Your instructions: For the entries below, how many lines include the word "Price"? Give the figure and nothing more.
# Start of Data
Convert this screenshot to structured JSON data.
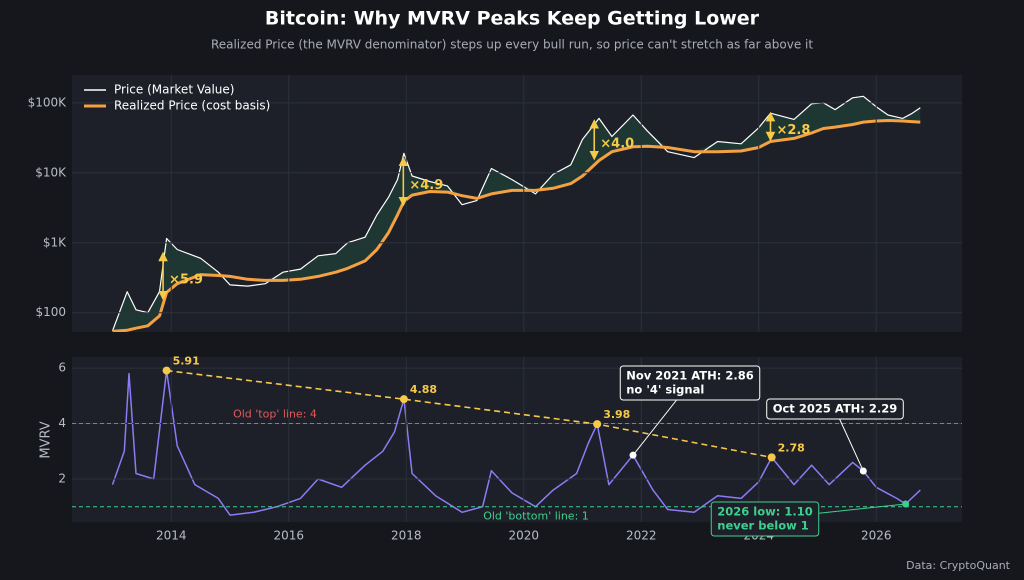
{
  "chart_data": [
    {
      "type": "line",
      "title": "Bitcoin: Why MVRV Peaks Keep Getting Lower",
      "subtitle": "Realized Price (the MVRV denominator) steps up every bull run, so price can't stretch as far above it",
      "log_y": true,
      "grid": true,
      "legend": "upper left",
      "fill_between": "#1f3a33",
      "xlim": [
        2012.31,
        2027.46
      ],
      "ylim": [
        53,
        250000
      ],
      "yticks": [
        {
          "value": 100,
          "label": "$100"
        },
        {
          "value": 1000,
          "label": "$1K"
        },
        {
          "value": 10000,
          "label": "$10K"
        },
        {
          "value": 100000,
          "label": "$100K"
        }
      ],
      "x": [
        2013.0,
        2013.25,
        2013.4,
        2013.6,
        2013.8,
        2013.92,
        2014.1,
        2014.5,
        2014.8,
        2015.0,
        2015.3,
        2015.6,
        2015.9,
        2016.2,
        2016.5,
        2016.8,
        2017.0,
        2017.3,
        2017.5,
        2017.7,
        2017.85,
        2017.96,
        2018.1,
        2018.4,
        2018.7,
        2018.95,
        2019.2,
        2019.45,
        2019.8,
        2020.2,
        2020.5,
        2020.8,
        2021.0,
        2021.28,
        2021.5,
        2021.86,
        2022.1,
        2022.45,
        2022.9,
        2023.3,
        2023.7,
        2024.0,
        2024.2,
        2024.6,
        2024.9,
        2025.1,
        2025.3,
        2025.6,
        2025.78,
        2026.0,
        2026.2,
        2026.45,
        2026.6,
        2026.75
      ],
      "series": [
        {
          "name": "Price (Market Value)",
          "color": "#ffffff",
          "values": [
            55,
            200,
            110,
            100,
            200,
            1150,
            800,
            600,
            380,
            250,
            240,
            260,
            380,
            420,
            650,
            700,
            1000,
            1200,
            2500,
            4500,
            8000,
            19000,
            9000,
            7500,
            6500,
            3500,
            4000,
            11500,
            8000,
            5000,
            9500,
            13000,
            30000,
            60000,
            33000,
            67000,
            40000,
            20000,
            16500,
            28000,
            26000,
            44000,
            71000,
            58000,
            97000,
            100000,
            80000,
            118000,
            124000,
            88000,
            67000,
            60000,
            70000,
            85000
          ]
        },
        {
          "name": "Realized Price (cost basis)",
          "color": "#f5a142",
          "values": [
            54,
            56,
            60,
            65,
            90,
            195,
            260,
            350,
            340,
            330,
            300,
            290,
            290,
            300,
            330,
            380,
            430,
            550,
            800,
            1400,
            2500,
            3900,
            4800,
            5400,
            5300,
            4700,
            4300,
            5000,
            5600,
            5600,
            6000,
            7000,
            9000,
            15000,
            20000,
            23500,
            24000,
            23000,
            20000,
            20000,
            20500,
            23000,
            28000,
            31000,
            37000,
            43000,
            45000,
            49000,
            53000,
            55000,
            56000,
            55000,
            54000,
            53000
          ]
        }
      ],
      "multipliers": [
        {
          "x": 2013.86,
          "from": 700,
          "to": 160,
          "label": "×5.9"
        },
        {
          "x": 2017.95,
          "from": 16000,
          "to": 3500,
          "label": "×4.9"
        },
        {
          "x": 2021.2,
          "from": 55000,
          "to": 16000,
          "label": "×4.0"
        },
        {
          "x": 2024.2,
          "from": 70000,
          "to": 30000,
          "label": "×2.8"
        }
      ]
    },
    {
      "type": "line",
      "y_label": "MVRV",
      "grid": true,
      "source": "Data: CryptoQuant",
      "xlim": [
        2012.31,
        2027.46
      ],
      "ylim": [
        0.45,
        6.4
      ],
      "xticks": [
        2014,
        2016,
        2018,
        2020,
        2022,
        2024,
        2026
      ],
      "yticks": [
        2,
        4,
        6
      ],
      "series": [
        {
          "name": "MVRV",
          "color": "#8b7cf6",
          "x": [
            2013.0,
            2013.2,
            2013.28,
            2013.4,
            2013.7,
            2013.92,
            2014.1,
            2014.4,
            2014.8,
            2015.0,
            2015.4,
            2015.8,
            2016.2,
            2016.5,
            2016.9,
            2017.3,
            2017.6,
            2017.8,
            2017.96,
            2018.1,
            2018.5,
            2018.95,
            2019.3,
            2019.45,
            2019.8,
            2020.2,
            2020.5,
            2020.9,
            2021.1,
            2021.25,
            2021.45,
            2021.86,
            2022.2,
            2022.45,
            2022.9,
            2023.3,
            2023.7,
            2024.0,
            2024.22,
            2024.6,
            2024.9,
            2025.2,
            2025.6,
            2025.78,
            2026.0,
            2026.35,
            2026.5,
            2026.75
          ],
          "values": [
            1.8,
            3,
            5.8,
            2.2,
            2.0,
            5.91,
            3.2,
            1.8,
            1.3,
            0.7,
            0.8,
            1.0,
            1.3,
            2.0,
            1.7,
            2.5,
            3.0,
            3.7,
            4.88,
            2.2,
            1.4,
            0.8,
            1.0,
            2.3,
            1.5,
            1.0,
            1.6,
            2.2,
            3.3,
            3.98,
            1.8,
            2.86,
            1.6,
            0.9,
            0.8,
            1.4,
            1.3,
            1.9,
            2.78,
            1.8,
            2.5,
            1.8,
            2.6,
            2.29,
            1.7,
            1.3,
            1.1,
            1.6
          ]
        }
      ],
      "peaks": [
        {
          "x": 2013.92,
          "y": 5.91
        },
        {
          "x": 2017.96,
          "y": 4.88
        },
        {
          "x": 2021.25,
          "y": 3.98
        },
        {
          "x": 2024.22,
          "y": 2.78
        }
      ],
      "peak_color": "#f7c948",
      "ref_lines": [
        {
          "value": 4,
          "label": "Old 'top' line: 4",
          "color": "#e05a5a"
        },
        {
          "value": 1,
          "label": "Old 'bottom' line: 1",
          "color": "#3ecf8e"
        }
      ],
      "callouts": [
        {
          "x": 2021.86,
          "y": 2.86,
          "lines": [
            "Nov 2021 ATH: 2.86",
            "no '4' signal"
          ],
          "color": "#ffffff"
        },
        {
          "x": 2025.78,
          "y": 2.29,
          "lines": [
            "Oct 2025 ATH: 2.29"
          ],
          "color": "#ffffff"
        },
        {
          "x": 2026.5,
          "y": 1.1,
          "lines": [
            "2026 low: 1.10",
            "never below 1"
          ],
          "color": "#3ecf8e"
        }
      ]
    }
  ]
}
# End of Data
# Start of Data
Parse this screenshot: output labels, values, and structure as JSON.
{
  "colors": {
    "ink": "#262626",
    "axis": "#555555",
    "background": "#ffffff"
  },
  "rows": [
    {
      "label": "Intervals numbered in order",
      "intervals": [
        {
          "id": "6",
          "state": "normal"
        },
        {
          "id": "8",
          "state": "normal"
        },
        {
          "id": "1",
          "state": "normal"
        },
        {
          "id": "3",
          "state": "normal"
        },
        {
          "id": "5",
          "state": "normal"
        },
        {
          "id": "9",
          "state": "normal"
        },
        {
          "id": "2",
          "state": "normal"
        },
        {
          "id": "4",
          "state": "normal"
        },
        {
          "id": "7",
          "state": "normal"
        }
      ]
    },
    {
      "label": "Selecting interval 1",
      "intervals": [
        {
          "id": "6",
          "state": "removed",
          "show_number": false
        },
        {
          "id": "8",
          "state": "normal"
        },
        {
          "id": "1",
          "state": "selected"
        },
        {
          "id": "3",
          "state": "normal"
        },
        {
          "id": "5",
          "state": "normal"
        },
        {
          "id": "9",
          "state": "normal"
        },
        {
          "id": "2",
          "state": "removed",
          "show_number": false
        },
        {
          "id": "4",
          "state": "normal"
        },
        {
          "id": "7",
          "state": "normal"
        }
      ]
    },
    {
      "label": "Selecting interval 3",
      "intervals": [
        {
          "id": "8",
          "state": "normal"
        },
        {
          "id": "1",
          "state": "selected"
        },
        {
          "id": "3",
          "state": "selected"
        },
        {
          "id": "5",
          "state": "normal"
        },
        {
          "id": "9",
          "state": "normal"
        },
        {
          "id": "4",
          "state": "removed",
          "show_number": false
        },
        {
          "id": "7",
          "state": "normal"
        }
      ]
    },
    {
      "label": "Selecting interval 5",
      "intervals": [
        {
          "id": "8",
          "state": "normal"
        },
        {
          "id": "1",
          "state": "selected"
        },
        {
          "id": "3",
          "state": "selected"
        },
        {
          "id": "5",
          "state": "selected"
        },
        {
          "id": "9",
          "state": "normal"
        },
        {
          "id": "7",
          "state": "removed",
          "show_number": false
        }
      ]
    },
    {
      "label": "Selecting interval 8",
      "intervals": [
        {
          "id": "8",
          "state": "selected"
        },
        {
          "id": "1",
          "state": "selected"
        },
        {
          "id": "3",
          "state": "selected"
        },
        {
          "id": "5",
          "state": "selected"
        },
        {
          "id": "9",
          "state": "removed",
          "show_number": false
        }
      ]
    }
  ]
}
# End of Data
# Start of Data
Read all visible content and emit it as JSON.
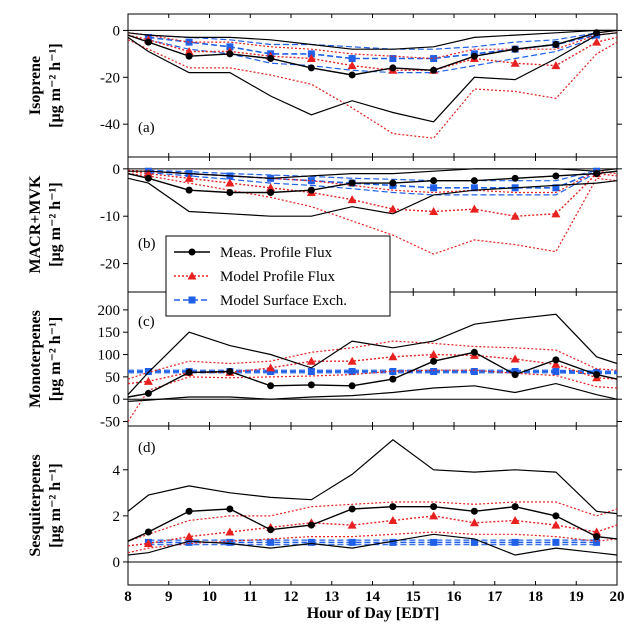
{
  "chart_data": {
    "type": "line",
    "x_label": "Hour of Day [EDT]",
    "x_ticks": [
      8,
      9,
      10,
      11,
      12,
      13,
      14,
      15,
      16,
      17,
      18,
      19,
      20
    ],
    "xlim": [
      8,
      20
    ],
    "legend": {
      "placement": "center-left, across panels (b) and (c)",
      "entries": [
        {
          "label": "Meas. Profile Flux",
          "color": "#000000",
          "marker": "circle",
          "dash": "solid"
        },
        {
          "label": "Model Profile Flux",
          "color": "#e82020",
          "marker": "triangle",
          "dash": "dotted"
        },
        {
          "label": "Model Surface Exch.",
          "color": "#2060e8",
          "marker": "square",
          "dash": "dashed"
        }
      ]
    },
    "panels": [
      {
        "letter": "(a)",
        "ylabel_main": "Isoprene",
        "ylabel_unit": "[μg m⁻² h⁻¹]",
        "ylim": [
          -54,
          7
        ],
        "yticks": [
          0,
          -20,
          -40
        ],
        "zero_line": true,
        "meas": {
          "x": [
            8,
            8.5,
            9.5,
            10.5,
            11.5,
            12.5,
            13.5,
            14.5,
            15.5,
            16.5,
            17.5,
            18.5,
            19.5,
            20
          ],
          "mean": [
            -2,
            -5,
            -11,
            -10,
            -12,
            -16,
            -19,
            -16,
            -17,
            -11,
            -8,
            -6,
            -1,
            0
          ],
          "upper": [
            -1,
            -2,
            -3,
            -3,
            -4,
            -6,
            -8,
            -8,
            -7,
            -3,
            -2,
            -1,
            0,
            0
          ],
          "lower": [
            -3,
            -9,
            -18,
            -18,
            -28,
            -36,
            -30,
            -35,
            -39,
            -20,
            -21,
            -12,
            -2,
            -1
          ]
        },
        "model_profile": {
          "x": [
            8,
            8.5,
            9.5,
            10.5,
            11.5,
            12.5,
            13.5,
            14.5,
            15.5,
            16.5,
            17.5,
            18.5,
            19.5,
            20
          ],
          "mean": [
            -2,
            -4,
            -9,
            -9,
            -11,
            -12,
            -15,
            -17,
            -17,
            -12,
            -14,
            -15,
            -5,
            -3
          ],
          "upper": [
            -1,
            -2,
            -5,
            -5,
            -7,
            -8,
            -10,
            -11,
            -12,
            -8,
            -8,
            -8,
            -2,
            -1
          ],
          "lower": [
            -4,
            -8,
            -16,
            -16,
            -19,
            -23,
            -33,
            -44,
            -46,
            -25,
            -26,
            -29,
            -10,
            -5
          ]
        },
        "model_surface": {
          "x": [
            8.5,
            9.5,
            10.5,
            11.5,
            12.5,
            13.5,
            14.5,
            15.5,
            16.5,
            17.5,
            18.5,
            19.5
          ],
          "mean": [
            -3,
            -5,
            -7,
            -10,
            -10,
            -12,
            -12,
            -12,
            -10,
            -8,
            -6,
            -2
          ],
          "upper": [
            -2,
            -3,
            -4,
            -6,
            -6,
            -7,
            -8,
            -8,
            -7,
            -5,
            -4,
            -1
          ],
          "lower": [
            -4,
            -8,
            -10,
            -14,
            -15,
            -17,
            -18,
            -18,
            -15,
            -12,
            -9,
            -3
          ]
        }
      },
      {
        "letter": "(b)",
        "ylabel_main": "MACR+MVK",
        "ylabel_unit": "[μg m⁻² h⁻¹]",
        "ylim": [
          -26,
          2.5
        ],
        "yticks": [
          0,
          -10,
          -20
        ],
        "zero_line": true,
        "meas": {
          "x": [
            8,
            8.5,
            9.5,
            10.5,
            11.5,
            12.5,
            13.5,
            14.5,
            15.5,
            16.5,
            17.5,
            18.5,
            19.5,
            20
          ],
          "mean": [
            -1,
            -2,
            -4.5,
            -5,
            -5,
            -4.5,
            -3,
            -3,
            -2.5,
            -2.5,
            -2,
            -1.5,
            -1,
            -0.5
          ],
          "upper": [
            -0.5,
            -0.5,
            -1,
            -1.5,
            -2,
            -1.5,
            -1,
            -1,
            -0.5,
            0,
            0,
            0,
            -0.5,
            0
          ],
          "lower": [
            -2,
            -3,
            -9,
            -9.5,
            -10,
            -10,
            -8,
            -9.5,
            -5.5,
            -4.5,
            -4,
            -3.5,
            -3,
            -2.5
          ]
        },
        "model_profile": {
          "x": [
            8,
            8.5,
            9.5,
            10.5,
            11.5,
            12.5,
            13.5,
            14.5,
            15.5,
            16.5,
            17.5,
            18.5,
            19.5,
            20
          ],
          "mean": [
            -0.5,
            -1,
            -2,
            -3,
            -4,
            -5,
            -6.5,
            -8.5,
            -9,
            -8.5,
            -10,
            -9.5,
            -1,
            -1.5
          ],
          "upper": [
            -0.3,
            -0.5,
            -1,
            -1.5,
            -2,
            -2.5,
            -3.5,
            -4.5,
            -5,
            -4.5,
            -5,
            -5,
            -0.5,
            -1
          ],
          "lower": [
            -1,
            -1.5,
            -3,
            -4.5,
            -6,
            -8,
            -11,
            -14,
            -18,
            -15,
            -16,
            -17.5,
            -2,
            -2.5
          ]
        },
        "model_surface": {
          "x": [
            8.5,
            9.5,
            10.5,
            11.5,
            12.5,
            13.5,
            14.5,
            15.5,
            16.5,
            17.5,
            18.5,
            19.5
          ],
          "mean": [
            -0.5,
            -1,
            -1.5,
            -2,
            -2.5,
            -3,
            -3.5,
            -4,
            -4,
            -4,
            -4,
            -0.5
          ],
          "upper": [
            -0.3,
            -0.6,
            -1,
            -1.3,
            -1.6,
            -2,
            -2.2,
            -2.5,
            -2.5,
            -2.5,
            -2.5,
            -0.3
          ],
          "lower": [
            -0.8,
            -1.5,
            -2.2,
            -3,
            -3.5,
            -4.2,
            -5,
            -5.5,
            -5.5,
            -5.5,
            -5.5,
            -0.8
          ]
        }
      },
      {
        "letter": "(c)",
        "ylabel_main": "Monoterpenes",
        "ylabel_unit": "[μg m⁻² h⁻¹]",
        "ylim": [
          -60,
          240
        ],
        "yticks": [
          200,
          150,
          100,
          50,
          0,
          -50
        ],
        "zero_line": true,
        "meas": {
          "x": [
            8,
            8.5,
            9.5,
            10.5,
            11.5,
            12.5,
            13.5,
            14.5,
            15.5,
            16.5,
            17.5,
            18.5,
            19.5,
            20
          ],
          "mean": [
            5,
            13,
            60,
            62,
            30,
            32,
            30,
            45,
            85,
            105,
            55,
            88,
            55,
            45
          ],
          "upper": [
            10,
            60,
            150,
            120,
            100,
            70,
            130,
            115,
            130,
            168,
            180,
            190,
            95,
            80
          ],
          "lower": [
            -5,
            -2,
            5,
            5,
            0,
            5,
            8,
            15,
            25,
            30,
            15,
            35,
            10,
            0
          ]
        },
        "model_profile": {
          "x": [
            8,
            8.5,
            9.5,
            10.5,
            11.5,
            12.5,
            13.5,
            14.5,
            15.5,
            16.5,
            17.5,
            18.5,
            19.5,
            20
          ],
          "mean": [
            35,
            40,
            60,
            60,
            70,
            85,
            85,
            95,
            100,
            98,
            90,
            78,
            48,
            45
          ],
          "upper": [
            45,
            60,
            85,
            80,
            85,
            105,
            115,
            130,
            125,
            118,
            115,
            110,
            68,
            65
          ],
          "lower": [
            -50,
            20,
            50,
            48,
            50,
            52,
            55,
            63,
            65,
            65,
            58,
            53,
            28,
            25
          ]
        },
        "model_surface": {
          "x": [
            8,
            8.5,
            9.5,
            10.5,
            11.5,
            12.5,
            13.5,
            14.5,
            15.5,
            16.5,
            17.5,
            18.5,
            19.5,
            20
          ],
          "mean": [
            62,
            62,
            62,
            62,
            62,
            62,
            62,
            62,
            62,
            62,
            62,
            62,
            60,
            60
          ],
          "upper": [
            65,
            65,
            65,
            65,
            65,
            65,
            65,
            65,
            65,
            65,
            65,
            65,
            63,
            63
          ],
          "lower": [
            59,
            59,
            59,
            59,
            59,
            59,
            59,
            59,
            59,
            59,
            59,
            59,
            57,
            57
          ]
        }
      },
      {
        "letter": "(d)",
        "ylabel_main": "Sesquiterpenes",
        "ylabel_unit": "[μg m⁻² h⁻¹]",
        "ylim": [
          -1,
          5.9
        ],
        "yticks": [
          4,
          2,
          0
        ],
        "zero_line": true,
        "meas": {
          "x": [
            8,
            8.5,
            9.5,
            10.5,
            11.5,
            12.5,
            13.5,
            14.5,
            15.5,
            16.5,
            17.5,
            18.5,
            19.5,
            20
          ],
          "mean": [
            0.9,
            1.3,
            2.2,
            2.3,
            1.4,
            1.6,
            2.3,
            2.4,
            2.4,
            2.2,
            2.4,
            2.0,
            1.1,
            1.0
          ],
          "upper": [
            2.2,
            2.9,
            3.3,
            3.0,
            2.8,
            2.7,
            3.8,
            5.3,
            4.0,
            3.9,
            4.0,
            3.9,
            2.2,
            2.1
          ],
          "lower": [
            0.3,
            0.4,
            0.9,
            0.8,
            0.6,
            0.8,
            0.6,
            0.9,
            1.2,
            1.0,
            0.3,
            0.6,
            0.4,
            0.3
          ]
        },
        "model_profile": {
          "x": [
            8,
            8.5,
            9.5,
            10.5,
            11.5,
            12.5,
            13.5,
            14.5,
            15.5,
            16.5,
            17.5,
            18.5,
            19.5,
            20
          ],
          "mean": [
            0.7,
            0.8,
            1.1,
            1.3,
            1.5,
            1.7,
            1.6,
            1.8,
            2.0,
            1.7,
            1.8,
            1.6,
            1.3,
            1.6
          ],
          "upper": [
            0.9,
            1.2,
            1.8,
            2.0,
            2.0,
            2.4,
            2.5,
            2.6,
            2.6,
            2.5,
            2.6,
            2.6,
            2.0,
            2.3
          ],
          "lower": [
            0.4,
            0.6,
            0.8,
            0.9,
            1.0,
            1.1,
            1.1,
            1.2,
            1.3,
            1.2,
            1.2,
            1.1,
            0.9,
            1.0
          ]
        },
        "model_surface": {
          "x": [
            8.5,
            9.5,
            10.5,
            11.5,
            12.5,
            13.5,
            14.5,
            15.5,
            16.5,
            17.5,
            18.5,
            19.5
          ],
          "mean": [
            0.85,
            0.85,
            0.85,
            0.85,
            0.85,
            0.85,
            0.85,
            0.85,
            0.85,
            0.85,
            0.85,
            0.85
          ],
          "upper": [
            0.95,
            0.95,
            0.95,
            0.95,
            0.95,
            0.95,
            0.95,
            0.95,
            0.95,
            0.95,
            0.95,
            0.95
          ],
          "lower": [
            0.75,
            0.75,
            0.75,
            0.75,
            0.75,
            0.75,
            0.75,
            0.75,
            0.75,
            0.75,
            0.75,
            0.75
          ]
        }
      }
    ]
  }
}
# End of Data
Response: 3